(Records that describe figures)
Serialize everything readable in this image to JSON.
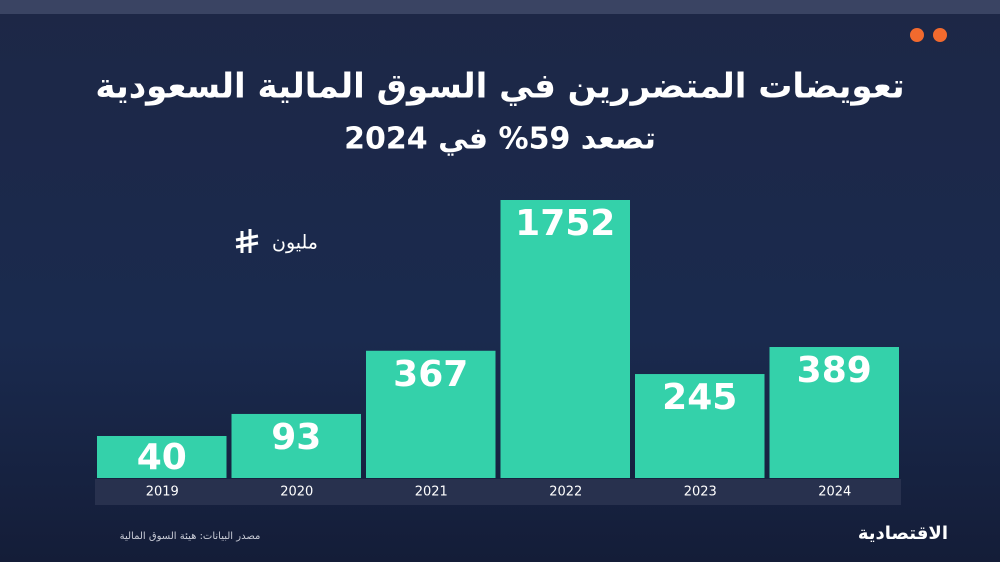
{
  "chart_data": {
    "type": "bar",
    "title": "تعويضات المتضررين في السوق المالية السعودية",
    "subtitle": "تصعد 59% في 2024",
    "unit": "مليون",
    "categories": [
      "2019",
      "2020",
      "2021",
      "2022",
      "2023",
      "2024"
    ],
    "values": [
      40,
      93,
      367,
      1752,
      245,
      389
    ],
    "color": "#34d1aa",
    "yscale": "sqrt",
    "source": "مصدر البيانات: هيئة السوق المالية",
    "brand": "الاقتصادية"
  }
}
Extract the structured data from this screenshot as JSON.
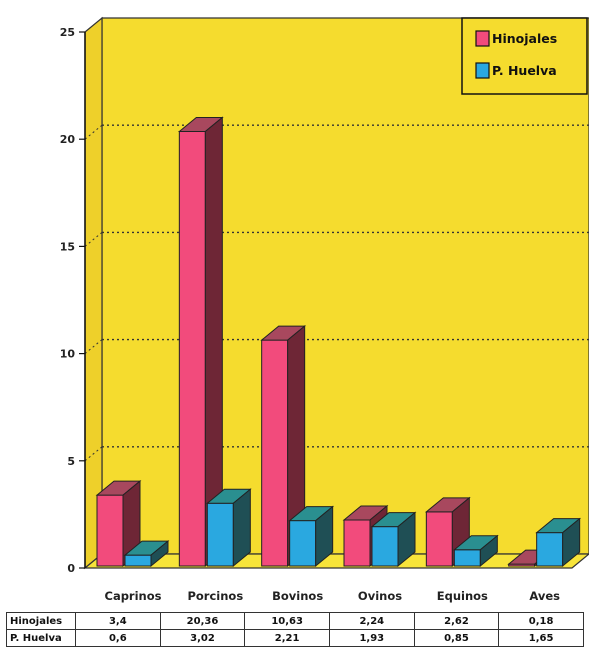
{
  "chart_data": {
    "type": "bar",
    "categories": [
      "Caprinos",
      "Porcinos",
      "Bovinos",
      "Ovinos",
      "Equinos",
      "Aves"
    ],
    "series": [
      {
        "name": "Hinojales",
        "values": [
          3.4,
          20.36,
          10.63,
          2.24,
          2.62,
          0.18
        ]
      },
      {
        "name": "P. Huelva",
        "values": [
          0.6,
          3.02,
          2.21,
          1.93,
          0.85,
          1.65
        ]
      }
    ],
    "ylim": [
      0,
      25
    ],
    "yticks": [
      "0",
      "5",
      "10",
      "15",
      "20",
      "25"
    ],
    "grid": true,
    "legend_position": "top-right",
    "table": {
      "rows": [
        {
          "label": "Hinojales",
          "values": [
            "3,4",
            "20,36",
            "10,63",
            "2,24",
            "2,62",
            "0,18"
          ]
        },
        {
          "label": "P. Huelva",
          "values": [
            "0,6",
            "3,02",
            "2,21",
            "1,93",
            "0,85",
            "1,65"
          ]
        }
      ]
    }
  },
  "colors": {
    "background": "#f5dc2e",
    "floor": "#f7e43a",
    "series": [
      {
        "front": "#f24b7c",
        "top": "#a8485e",
        "side": "#6e2636"
      },
      {
        "front": "#2aa8e0",
        "top": "#2a8f90",
        "side": "#1f4f55"
      }
    ]
  }
}
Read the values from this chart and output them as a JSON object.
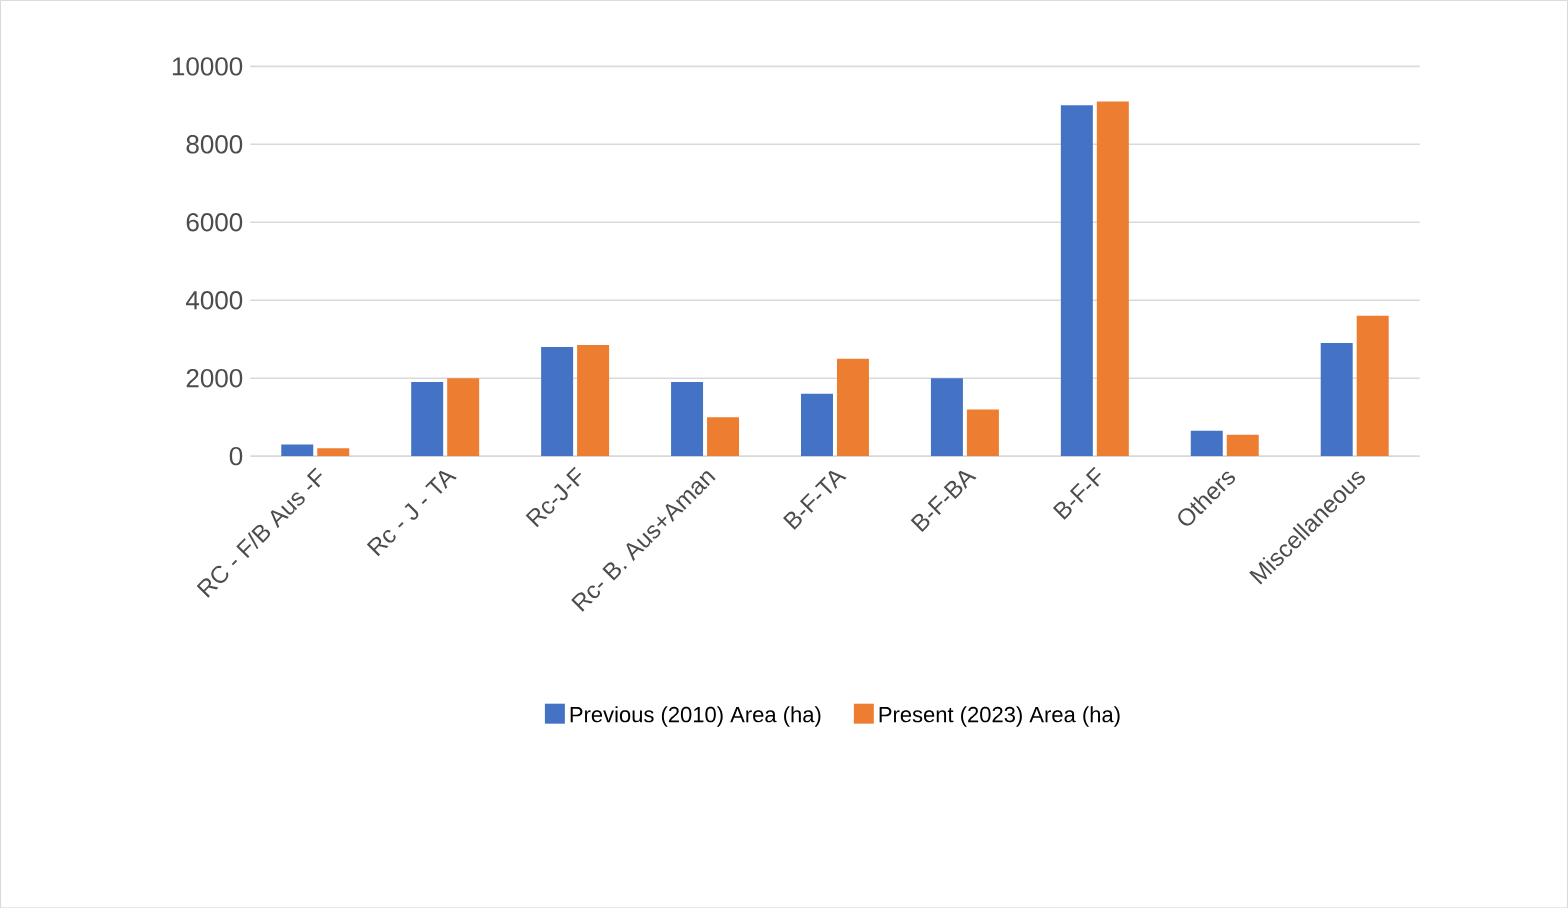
{
  "chart_data": {
    "type": "bar",
    "categories": [
      "RC - F/B Aus -F",
      "Rc - J - TA",
      "Rc-J-F",
      "Rc- B. Aus+Aman",
      "B-F-TA",
      "B-F-BA",
      "B-F-F",
      "Others",
      "Miscellaneous"
    ],
    "series": [
      {
        "name": "Previous (2010) Area (ha)",
        "color": "#4472c4",
        "values": [
          300,
          1900,
          2800,
          1900,
          1600,
          2000,
          9000,
          650,
          2900
        ]
      },
      {
        "name": "Present (2023) Area (ha)",
        "color": "#ed7d31",
        "values": [
          200,
          2000,
          2850,
          1000,
          2500,
          1200,
          9100,
          550,
          3600
        ]
      }
    ],
    "ylim": [
      0,
      10000
    ],
    "yticks": [
      0,
      2000,
      4000,
      6000,
      8000,
      10000
    ],
    "grid": "y",
    "legend": "bottom"
  }
}
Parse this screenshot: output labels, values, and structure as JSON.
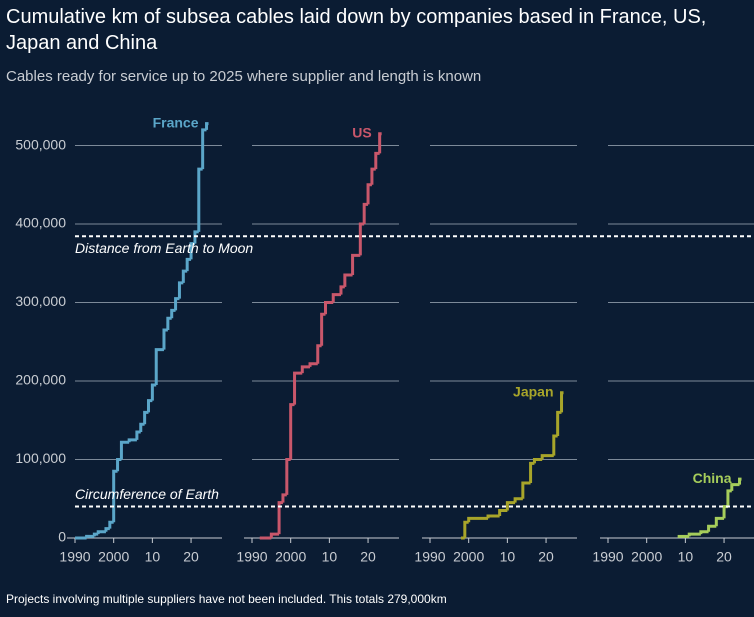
{
  "title": "Cumulative km of subsea cables laid down by companies based in France, US, Japan and China",
  "subtitle": "Cables ready for service up to 2025 where supplier and length is known",
  "note": "Projects involving multiple suppliers have not been included. This totals 279,000km",
  "annotations": [
    {
      "label": "Distance from Earth to Moon",
      "value": 384400
    },
    {
      "label": "Circumference of Earth",
      "value": 40075
    }
  ],
  "chart_data": [
    {
      "type": "line",
      "step": true,
      "xlim": [
        1990,
        2028
      ],
      "xticks": [
        1990,
        2000,
        {
          "value": 2010,
          "label": "10"
        },
        {
          "value": 2020,
          "label": "20"
        }
      ],
      "ylim": [
        0,
        530000
      ],
      "yticks": [
        0,
        {
          "value": 100000,
          "label": "100,000"
        },
        {
          "value": 200000,
          "label": "200,000"
        },
        {
          "value": 300000,
          "label": "300,000"
        },
        {
          "value": 400000,
          "label": "400,000"
        },
        {
          "value": 500000,
          "label": "500,000"
        }
      ],
      "grid": true,
      "series": [
        {
          "name": "France",
          "color": "#5ba6c9",
          "x": [
            1990,
            1993,
            1995,
            1996,
            1998,
            1999,
            2000,
            2001,
            2002,
            2004,
            2006,
            2007,
            2008,
            2009,
            2010,
            2011,
            2013,
            2014,
            2015,
            2016,
            2017,
            2018,
            2019,
            2020,
            2021,
            2022,
            2023,
            2024
          ],
          "values": [
            0,
            2000,
            5000,
            8000,
            12000,
            20000,
            85000,
            100000,
            122000,
            125000,
            135000,
            145000,
            160000,
            175000,
            195000,
            240000,
            265000,
            280000,
            290000,
            305000,
            325000,
            340000,
            355000,
            375000,
            390000,
            470000,
            520000,
            528000
          ]
        }
      ]
    },
    {
      "type": "line",
      "step": true,
      "xlim": [
        1990,
        2028
      ],
      "xticks": [
        1990,
        2000,
        {
          "value": 2010,
          "label": "10"
        },
        {
          "value": 2020,
          "label": "20"
        }
      ],
      "ylim": [
        0,
        530000
      ],
      "yticks": [
        0,
        100000,
        200000,
        300000,
        400000,
        500000
      ],
      "grid": true,
      "series": [
        {
          "name": "US",
          "color": "#c9576b",
          "x": [
            1992,
            1995,
            1997,
            1998,
            1999,
            2000,
            2001,
            2003,
            2005,
            2007,
            2008,
            2009,
            2011,
            2013,
            2014,
            2016,
            2018,
            2019,
            2020,
            2021,
            2022,
            2023
          ],
          "values": [
            0,
            5000,
            45000,
            55000,
            100000,
            170000,
            210000,
            218000,
            222000,
            245000,
            285000,
            300000,
            310000,
            320000,
            335000,
            360000,
            400000,
            425000,
            450000,
            470000,
            490000,
            515000
          ]
        }
      ]
    },
    {
      "type": "line",
      "step": true,
      "xlim": [
        1990,
        2028
      ],
      "xticks": [
        1990,
        2000,
        {
          "value": 2010,
          "label": "10"
        },
        {
          "value": 2020,
          "label": "20"
        }
      ],
      "ylim": [
        0,
        530000
      ],
      "yticks": [
        0,
        100000,
        200000,
        300000,
        400000,
        500000
      ],
      "grid": true,
      "series": [
        {
          "name": "Japan",
          "color": "#a8a52a",
          "x": [
            1998,
            1999,
            2000,
            2005,
            2008,
            2010,
            2012,
            2014,
            2016,
            2017,
            2019,
            2022,
            2023,
            2024
          ],
          "values": [
            0,
            20000,
            25000,
            28000,
            35000,
            45000,
            50000,
            70000,
            95000,
            100000,
            105000,
            130000,
            160000,
            185000
          ]
        }
      ]
    },
    {
      "type": "line",
      "step": true,
      "xlim": [
        1990,
        2028
      ],
      "xticks": [
        1990,
        2000,
        {
          "value": 2010,
          "label": "10"
        },
        {
          "value": 2020,
          "label": "20"
        }
      ],
      "ylim": [
        0,
        530000
      ],
      "yticks": [
        0,
        100000,
        200000,
        300000,
        400000,
        500000
      ],
      "grid": true,
      "series": [
        {
          "name": "China",
          "color": "#a6cd5b",
          "x": [
            2008,
            2011,
            2014,
            2016,
            2018,
            2020,
            2021,
            2022,
            2024
          ],
          "values": [
            2000,
            5000,
            8000,
            15000,
            25000,
            40000,
            60000,
            68000,
            75000
          ]
        }
      ]
    }
  ]
}
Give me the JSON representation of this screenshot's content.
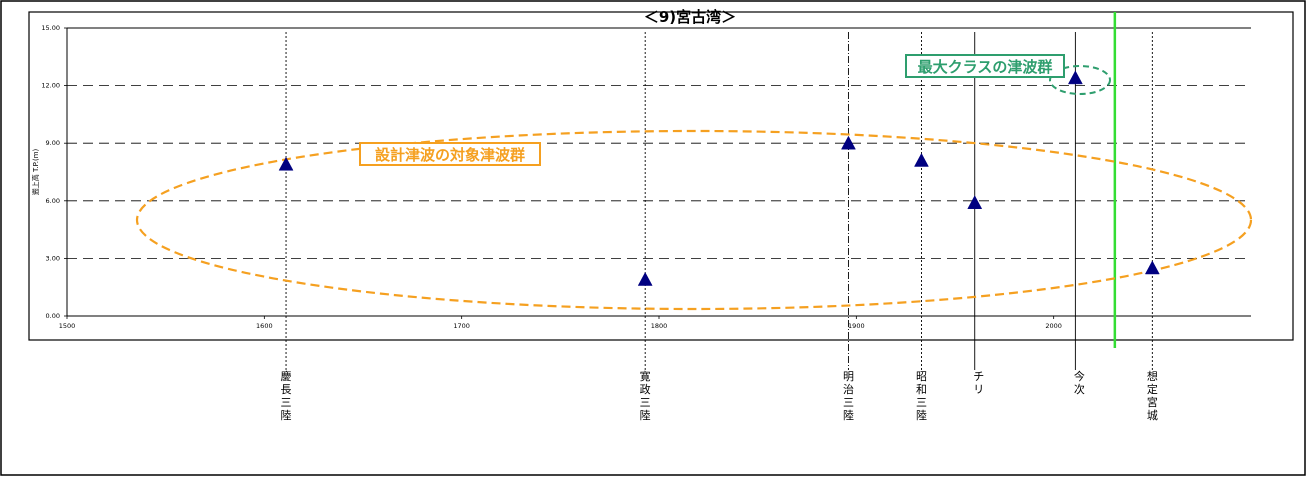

[AIM OF THE EXERCISE] Go through the material above and print all of it exactly, except the pictures.

[RESULT OF THIS EXERCISE]
Serialize everything readable in this image to JSON.
{
  "chart_data": {
    "type": "bar",
    "title": "تعويضات المتضررين في السوق المالية السعودية",
    "subtitle": "تصعد 59% في 2024",
    "unit": "مليون",
    "categories": [
      "2019",
      "2020",
      "2021",
      "2022",
      "2023",
      "2024"
    ],
    "values": [
      40,
      93,
      367,
      1752,
      245,
      389
    ],
    "color": "#34d1aa",
    "yscale": "sqrt",
    "source": "مصدر البيانات: هيئة السوق المالية",
    "brand": "الاقتصادية"
  }
}
Extract the structured data from this screenshot as JSON.
{
  "chart_data": {
    "type": "bar",
    "categories": [
      "Caprinos",
      "Porcinos",
      "Bovinos",
      "Ovinos",
      "Equinos",
      "Aves"
    ],
    "series": [
      {
        "name": "Hinojales",
        "values": [
          3.4,
          20.36,
          10.63,
          2.24,
          2.62,
          0.18
        ]
      },
      {
        "name": "P. Huelva",
        "values": [
          0.6,
          3.02,
          2.21,
          1.93,
          0.85,
          1.65
        ]
      }
    ],
    "ylim": [
      0,
      25
    ],
    "yticks": [
      "0",
      "5",
      "10",
      "15",
      "20",
      "25"
    ],
    "grid": true,
    "legend_position": "top-right",
    "table": {
      "rows": [
        {
          "label": "Hinojales",
          "values": [
            "3,4",
            "20,36",
            "10,63",
            "2,24",
            "2,62",
            "0,18"
          ]
        },
        {
          "label": "P. Huelva",
          "values": [
            "0,6",
            "3,02",
            "2,21",
            "1,93",
            "0,85",
            "1,65"
          ]
        }
      ]
    }
  },
  "colors": {
    "background": "#f5dc2e",
    "floor": "#f7e43a",
    "series": [
      {
        "front": "#f24b7c",
        "top": "#a8485e",
        "side": "#6e2636"
      },
      {
        "front": "#2aa8e0",
        "top": "#2a8f90",
        "side": "#1f4f55"
      }
    ]
  }
}
Read the values from this chart and output them as a JSON object.
{
  "chart_data": {
    "type": "bar",
    "categories": [
      "RC - F/B Aus -F",
      "Rc - J - TA",
      "Rc-J-F",
      "Rc- B. Aus+Aman",
      "B-F-TA",
      "B-F-BA",
      "B-F-F",
      "Others",
      "Miscellaneous"
    ],
    "series": [
      {
        "name": "Previous (2010) Area (ha)",
        "color": "#4472c4",
        "values": [
          300,
          1900,
          2800,
          1900,
          1600,
          2000,
          9000,
          650,
          2900
        ]
      },
      {
        "name": "Present (2023) Area (ha)",
        "color": "#ed7d31",
        "values": [
          200,
          2000,
          2850,
          1000,
          2500,
          1200,
          9100,
          550,
          3600
        ]
      }
    ],
    "ylim": [
      0,
      10000
    ],
    "yticks": [
      0,
      2000,
      4000,
      6000,
      8000,
      10000
    ],
    "grid": "y",
    "legend": "bottom"
  }
}
Parse this screenshot: output labels, values, and structure as JSON.
{
  "title": "Cumulative km of subsea cables laid down by companies based in France, US, Japan and China",
  "subtitle": "Cables ready for service up to 2025 where supplier and length is known",
  "note": "Projects involving multiple suppliers have not been included. This totals 279,000km",
  "annotations": [
    {
      "label": "Distance from Earth to Moon",
      "value": 384400
    },
    {
      "label": "Circumference of Earth",
      "value": 40075
    }
  ],
  "chart_data": [
    {
      "type": "line",
      "step": true,
      "xlim": [
        1990,
        2028
      ],
      "xticks": [
        1990,
        2000,
        {
          "value": 2010,
          "label": "10"
        },
        {
          "value": 2020,
          "label": "20"
        }
      ],
      "ylim": [
        0,
        530000
      ],
      "yticks": [
        0,
        {
          "value": 100000,
          "label": "100,000"
        },
        {
          "value": 200000,
          "label": "200,000"
        },
        {
          "value": 300000,
          "label": "300,000"
        },
        {
          "value": 400000,
          "label": "400,000"
        },
        {
          "value": 500000,
          "label": "500,000"
        }
      ],
      "grid": true,
      "series": [
        {
          "name": "France",
          "color": "#5ba6c9",
          "x": [
            1990,
            1993,
            1995,
            1996,
            1998,
            1999,
            2000,
            2001,
            2002,
            2004,
            2006,
            2007,
            2008,
            2009,
            2010,
            2011,
            2013,
            2014,
            2015,
            2016,
            2017,
            2018,
            2019,
            2020,
            2021,
            2022,
            2023,
            2024
          ],
          "values": [
            0,
            2000,
            5000,
            8000,
            12000,
            20000,
            85000,
            100000,
            122000,
            125000,
            135000,
            145000,
            160000,
            175000,
            195000,
            240000,
            265000,
            280000,
            290000,
            305000,
            325000,
            340000,
            355000,
            375000,
            390000,
            470000,
            520000,
            528000
          ]
        }
      ]
    },
    {
      "type": "line",
      "step": true,
      "xlim": [
        1990,
        2028
      ],
      "xticks": [
        1990,
        2000,
        {
          "value": 2010,
          "label": "10"
        },
        {
          "value": 2020,
          "label": "20"
        }
      ],
      "ylim": [
        0,
        530000
      ],
      "yticks": [
        0,
        100000,
        200000,
        300000,
        400000,
        500000
      ],
      "grid": true,
      "series": [
        {
          "name": "US",
          "color": "#c9576b",
          "x": [
            1992,
            1995,
            1997,
            1998,
            1999,
            2000,
            2001,
            2003,
            2005,
            2007,
            2008,
            2009,
            2011,
            2013,
            2014,
            2016,
            2018,
            2019,
            2020,
            2021,
            2022,
            2023
          ],
          "values": [
            0,
            5000,
            45000,
            55000,
            100000,
            170000,
            210000,
            218000,
            222000,
            245000,
            285000,
            300000,
            310000,
            320000,
            335000,
            360000,
            400000,
            425000,
            450000,
            470000,
            490000,
            515000
          ]
        }
      ]
    },
    {
      "type": "line",
      "step": true,
      "xlim": [
        1990,
        2028
      ],
      "xticks": [
        1990,
        2000,
        {
          "value": 2010,
          "label": "10"
        },
        {
          "value": 2020,
          "label": "20"
        }
      ],
      "ylim": [
        0,
        530000
      ],
      "yticks": [
        0,
        100000,
        200000,
        300000,
        400000,
        500000
      ],
      "grid": true,
      "series": [
        {
          "name": "Japan",
          "color": "#a8a52a",
          "x": [
            1998,
            1999,
            2000,
            2005,
            2008,
            2010,
            2012,
            2014,
            2016,
            2017,
            2019,
            2022,
            2023,
            2024
          ],
          "values": [
            0,
            20000,
            25000,
            28000,
            35000,
            45000,
            50000,
            70000,
            95000,
            100000,
            105000,
            130000,
            160000,
            185000
          ]
        }
      ]
    },
    {
      "type": "line",
      "step": true,
      "xlim": [
        1990,
        2028
      ],
      "xticks": [
        1990,
        2000,
        {
          "value": 2010,
          "label": "10"
        },
        {
          "value": 2020,
          "label": "20"
        }
      ],
      "ylim": [
        0,
        530000
      ],
      "yticks": [
        0,
        100000,
        200000,
        300000,
        400000,
        500000
      ],
      "grid": true,
      "series": [
        {
          "name": "China",
          "color": "#a6cd5b",
          "x": [
            2008,
            2011,
            2014,
            2016,
            2018,
            2020,
            2021,
            2022,
            2024
          ],
          "values": [
            2000,
            5000,
            8000,
            15000,
            25000,
            40000,
            60000,
            68000,
            75000
          ]
        }
      ]
    }
  ]
}
Give me the JSON representation of this screenshot's content.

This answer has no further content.